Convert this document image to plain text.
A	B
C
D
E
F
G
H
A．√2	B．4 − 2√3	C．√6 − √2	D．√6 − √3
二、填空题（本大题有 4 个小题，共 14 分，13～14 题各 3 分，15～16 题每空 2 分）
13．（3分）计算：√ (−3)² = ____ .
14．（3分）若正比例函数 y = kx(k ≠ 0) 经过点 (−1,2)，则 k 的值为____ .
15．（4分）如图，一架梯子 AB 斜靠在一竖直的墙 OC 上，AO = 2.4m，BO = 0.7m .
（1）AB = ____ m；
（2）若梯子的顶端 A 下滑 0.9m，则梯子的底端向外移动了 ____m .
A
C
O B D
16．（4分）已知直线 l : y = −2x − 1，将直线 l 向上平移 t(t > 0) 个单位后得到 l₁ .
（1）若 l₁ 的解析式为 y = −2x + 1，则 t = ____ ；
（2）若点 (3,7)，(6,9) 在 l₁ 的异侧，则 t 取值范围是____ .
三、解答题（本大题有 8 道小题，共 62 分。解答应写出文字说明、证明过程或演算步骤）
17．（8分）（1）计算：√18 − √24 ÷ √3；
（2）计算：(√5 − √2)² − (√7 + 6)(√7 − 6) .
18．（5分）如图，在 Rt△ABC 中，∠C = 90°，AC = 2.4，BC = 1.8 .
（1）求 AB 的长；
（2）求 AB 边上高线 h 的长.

# [Task details]
Set down all of the entries exactly, please.

# [Task output]
Convert this document image to plain text.
A	B
C
D
E
F
G
H
A．√2	B．4 − 2√3	C．√6 − √2	D．√6 − √3
二、填空题（本大题有 4 个小题，共 14 分，13～14 题各 3 分，15～16 题每空 2 分）
13．（3分）计算：√ (−3)² = ____ .
14．（3分）若正比例函数 y = kx(k ≠ 0) 经过点 (−1,2)，则 k 的值为____ .
15．（4分）如图，一架梯子 AB 斜靠在一竖直的墙 OC 上，AO = 2.4m，BO = 0.7m .
（1）AB = ____ m；
（2）若梯子的顶端 A 下滑 0.9m，则梯子的底端向外移动了 ____m .
A
C
O B D
16．（4分）已知直线 l : y = −2x − 1，将直线 l 向上平移 t(t > 0) 个单位后得到 l₁ .
（1）若 l₁ 的解析式为 y = −2x + 1，则 t = ____ ；
（2）若点 (3,7)，(6,9) 在 l₁ 的异侧，则 t 取值范围是____ .
三、解答题（本大题有 8 道小题，共 62 分。解答应写出文字说明、证明过程或演算步骤）
17．（8分）（1）计算：√18 − √24 ÷ √3；
（2）计算：(√5 − √2)² − (√7 + 6)(√7 − 6) .
18．（5分）如图，在 Rt△ABC 中，∠C = 90°，AC = 2.4，BC = 1.8 .
（1）求 AB 的长；
（2）求 AB 边上高线 h 的长.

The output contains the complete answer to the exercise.